SHORT TASK:
Tell how many lines in these records contain the string "fabricantes", with only the number as the reply.

RECORDED DATA:

◆ ◆ ◆

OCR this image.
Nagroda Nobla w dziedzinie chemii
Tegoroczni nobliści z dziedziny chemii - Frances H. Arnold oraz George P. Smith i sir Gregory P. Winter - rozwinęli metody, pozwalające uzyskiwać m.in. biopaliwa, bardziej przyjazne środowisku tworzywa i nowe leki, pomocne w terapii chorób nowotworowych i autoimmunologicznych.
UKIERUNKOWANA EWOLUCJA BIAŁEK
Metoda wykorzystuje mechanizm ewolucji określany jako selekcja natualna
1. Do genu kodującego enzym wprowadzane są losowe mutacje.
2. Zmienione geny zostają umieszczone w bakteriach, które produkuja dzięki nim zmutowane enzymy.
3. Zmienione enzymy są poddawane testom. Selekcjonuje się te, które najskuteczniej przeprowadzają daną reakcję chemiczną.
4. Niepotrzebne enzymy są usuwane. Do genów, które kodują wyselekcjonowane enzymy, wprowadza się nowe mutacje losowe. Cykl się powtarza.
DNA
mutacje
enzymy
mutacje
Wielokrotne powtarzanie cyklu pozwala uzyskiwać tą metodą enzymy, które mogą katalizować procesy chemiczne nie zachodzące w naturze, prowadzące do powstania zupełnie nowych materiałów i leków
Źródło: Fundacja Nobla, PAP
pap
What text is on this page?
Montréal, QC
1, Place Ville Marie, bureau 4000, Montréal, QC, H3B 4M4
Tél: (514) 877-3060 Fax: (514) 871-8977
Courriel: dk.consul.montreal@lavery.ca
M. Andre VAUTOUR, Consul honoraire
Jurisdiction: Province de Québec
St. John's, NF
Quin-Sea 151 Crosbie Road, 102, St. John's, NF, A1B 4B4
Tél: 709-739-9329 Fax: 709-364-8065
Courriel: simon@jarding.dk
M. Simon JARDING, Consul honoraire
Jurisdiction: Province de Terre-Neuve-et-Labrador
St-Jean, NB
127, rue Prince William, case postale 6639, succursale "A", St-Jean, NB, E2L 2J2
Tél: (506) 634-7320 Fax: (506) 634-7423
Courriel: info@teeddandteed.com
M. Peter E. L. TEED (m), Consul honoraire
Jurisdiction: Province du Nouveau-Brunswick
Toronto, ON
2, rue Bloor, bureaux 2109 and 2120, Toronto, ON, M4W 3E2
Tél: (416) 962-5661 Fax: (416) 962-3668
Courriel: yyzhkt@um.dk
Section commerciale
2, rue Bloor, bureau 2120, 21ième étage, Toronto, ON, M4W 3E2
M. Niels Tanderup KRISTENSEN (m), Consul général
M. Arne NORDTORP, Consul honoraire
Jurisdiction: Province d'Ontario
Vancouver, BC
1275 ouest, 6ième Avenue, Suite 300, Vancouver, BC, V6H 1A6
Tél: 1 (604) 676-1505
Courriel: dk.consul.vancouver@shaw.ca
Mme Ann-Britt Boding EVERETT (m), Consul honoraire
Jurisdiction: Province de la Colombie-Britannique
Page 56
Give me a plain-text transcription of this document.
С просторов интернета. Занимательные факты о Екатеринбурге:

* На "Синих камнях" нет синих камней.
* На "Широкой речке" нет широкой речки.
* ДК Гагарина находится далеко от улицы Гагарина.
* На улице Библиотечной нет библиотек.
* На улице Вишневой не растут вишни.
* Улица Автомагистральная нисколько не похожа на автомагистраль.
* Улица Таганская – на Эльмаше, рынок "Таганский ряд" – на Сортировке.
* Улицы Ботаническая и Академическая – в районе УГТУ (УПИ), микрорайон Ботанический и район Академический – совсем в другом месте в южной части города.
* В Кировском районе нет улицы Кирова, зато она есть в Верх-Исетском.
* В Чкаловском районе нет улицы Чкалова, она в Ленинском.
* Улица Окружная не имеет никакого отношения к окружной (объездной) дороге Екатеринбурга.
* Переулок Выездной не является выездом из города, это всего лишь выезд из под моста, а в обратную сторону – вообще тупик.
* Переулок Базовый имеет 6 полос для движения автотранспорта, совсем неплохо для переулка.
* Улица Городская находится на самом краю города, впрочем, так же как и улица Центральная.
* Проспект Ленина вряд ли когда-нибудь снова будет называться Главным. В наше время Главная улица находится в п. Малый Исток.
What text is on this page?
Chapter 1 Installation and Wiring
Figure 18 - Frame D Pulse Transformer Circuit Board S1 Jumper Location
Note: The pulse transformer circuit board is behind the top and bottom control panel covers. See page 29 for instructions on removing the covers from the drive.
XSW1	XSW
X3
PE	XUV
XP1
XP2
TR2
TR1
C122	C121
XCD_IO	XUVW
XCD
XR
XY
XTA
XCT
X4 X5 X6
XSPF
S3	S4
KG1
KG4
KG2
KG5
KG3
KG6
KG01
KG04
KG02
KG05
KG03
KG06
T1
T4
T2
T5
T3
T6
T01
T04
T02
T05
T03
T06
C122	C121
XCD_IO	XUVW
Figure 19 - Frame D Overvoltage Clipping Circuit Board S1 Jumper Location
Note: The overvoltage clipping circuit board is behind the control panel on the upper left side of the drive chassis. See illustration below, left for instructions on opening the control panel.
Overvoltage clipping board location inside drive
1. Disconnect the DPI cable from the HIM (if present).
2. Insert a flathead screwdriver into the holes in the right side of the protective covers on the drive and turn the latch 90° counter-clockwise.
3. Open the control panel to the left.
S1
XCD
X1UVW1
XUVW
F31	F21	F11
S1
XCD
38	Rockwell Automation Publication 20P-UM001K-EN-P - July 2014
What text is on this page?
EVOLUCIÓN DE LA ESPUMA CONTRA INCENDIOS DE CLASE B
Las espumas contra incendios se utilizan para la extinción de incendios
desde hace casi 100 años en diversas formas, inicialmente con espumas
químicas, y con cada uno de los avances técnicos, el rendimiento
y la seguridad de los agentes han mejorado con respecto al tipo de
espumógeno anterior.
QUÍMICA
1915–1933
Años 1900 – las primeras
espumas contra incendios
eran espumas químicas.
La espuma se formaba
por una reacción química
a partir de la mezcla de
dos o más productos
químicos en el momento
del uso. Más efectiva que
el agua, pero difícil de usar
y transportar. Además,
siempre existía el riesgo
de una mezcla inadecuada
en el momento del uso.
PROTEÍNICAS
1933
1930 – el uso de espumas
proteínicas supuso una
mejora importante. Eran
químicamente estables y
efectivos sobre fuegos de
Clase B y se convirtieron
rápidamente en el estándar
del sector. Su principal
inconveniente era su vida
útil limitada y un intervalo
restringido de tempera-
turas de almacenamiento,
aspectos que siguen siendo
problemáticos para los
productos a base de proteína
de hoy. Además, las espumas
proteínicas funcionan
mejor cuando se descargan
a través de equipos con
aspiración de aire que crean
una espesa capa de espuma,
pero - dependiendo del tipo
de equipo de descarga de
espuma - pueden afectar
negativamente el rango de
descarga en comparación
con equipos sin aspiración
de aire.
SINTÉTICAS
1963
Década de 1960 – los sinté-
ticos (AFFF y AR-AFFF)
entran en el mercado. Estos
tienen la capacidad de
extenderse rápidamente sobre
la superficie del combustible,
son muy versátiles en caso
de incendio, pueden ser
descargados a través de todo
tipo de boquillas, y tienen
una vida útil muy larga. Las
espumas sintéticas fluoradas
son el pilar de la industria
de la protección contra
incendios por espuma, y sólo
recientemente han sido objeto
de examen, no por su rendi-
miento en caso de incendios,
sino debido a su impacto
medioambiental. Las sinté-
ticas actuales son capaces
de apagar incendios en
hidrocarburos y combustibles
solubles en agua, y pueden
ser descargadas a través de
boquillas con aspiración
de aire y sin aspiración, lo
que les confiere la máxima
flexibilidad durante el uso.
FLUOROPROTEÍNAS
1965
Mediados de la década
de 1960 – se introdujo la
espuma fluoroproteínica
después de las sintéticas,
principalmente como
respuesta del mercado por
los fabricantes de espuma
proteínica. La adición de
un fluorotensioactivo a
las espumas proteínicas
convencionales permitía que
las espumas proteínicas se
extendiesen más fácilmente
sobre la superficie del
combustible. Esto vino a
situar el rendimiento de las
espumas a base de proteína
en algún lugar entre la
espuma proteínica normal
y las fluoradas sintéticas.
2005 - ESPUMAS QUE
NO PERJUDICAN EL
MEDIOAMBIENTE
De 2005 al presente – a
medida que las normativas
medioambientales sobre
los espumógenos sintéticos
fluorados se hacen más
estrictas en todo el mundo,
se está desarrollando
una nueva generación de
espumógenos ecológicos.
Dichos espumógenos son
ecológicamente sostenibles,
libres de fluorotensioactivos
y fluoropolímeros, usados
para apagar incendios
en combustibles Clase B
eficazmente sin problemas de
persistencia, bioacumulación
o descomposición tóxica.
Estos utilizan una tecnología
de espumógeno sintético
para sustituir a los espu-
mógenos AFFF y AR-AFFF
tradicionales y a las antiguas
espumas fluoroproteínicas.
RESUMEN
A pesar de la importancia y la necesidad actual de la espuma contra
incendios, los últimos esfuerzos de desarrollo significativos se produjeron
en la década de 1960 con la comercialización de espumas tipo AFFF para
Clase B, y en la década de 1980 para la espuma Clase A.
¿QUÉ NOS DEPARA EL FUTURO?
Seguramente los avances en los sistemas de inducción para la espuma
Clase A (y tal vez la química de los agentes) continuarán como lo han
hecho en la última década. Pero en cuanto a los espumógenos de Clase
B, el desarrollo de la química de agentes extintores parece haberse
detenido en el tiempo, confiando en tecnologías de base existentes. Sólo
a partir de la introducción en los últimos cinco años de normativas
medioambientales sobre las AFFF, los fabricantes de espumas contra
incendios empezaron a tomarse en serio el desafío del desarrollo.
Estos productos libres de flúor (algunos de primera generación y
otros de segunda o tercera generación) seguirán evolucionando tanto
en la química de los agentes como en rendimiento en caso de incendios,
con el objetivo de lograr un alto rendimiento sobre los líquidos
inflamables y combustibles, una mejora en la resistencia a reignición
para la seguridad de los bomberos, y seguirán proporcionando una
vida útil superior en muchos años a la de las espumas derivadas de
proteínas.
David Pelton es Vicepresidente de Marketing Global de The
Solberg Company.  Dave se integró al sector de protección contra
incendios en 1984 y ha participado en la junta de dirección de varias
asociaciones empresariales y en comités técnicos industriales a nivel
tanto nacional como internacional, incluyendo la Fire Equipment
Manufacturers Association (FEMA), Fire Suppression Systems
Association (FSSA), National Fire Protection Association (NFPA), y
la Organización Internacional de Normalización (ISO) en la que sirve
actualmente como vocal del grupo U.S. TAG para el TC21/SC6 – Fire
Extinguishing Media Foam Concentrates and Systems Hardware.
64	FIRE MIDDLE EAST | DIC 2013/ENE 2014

◆ ◆ ◆

WRITTEN SOLUTION:
2